» **SHORT EXERCISE**: Copy, from the entries below, each line where the word "relative" can be found.

» **MATERIAL FOR THIS EXERCISE**:

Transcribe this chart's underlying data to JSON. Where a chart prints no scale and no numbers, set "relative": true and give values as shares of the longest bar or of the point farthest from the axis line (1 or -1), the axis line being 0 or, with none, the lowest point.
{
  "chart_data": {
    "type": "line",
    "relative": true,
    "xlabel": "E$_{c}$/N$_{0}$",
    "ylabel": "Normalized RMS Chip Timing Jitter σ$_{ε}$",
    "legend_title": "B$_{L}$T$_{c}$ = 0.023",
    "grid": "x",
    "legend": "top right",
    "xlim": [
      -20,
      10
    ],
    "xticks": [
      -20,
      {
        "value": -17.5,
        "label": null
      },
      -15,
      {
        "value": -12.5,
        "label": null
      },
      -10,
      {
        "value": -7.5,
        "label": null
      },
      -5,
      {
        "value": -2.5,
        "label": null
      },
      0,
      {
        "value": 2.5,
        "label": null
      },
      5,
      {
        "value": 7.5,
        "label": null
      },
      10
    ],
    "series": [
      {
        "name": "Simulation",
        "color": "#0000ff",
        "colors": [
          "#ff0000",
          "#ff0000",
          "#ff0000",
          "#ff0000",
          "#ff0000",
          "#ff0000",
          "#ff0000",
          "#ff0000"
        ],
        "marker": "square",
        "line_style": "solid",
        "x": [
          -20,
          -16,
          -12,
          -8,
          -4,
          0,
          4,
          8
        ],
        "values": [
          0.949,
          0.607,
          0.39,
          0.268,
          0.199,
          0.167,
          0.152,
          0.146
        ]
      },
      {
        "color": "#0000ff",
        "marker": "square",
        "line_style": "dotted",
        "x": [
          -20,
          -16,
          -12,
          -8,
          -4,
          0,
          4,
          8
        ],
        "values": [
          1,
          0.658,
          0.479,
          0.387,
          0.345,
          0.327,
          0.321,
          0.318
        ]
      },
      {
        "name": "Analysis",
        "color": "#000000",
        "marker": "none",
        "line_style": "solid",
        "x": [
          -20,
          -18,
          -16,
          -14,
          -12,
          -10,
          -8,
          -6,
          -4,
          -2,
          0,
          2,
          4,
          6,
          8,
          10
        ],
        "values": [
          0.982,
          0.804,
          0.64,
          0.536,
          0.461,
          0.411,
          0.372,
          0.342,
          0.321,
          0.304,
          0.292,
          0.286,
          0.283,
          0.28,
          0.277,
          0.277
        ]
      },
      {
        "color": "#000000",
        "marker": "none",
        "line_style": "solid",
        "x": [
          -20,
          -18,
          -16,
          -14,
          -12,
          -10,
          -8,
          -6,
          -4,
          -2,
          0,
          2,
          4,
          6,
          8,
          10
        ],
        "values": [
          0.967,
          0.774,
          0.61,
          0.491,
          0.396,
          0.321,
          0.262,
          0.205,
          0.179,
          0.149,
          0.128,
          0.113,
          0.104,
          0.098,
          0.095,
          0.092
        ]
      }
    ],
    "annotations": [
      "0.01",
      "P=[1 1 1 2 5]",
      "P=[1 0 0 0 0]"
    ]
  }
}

» **PROBLEM SOLUTION**:
Transcribe this chart's underlying data to JSON. Where a chart prints no scale and no numbers, set "relative": true and give values as shares of the longest bar or of the point farthest from the axis line (1 or -1), the axis line being 0 or, with none, the lowest point.
    "relative": true,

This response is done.